§ TASK INPUT:
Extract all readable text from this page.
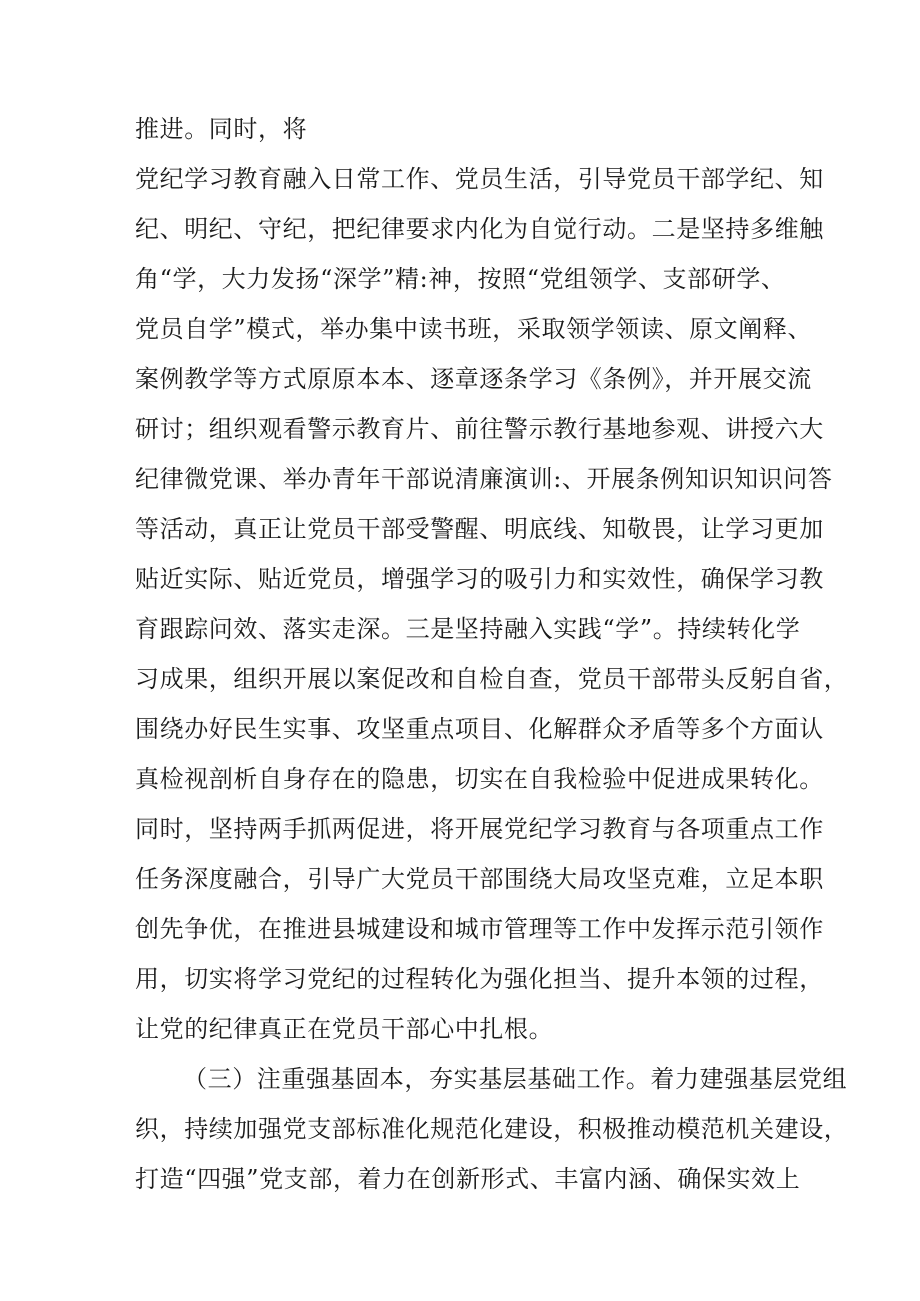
推进。同时，将
党纪学习教育融入日常工作、党员生活，引导党员干部学纪、知
纪、明纪、守纪，把纪律要求内化为自觉行动。二是坚持多维触
角“学，大力发扬“深学”精:神，按照“党组领学、支部研学、
党员自学”模式，举办集中读书班，采取领学领读、原文阐释、
案例教学等方式原原本本、逐章逐条学习《条例》，并开展交流
研讨；组织观看警示教育片、前往警示教行基地参观、讲授六大
纪律微党课、举办青年干部说清廉演训:、开展条例知识知识问答
等活动，真正让党员干部受警醒、明底线、知敬畏，让学习更加
贴近实际、贴近党员，增强学习的吸引力和实效性，确保学习教
育跟踪问效、落实走深。三是坚持融入实践“学”。持续转化学
习成果，组织开展以案促改和自检自查，党员干部带头反躬自省，
围绕办好民生实事、攻坚重点项目、化解群众矛盾等多个方面认
真检视剖析自身存在的隐患，切实在自我检验中促进成果转化。
同时，坚持两手抓两促进，将开展党纪学习教育与各项重点工作
任务深度融合，引导广大党员干部围绕大局攻坚克难，立足本职
创先争优，在推进县城建设和城市管理等工作中发挥示范引领作
用，切实将学习党纪的过程转化为强化担当、提升本领的过程，
让党的纪律真正在党员干部心中扎根。
（三）注重强基固本，夯实基层基础工作。着力建强基层党组
织，持续加强党支部标准化规范化建设，积极推动模范机关建设，
打造“四强”党支部，着力在创新形式、丰富内涵、确保实效上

§ TASK: Your task is to reproduce all of the material exactly. The pictures stay out.

§ SOLUTION TO THE EXERCISE:
Extract all readable text from this page.
推进。同时，将
党纪学习教育融入日常工作、党员生活，引导党员干部学纪、知
纪、明纪、守纪，把纪律要求内化为自觉行动。二是坚持多维触
角“学，大力发扬“深学”精:神，按照“党组领学、支部研学、
党员自学”模式，举办集中读书班，采取领学领读、原文阐释、
案例教学等方式原原本本、逐章逐条学习《条例》，并开展交流
研讨；组织观看警示教育片、前往警示教行基地参观、讲授六大
纪律微党课、举办青年干部说清廉演训:、开展条例知识知识问答
等活动，真正让党员干部受警醒、明底线、知敬畏，让学习更加
贴近实际、贴近党员，增强学习的吸引力和实效性，确保学习教
育跟踪问效、落实走深。三是坚持融入实践“学”。持续转化学
习成果，组织开展以案促改和自检自查，党员干部带头反躬自省，
围绕办好民生实事、攻坚重点项目、化解群众矛盾等多个方面认
真检视剖析自身存在的隐患，切实在自我检验中促进成果转化。
同时，坚持两手抓两促进，将开展党纪学习教育与各项重点工作
任务深度融合，引导广大党员干部围绕大局攻坚克难，立足本职
创先争优，在推进县城建设和城市管理等工作中发挥示范引领作
用，切实将学习党纪的过程转化为强化担当、提升本领的过程，
让党的纪律真正在党员干部心中扎根。
（三）注重强基固本，夯实基层基础工作。着力建强基层党组
织，持续加强党支部标准化规范化建设，积极推动模范机关建设，
打造“四强”党支部，着力在创新形式、丰富内涵、确保实效上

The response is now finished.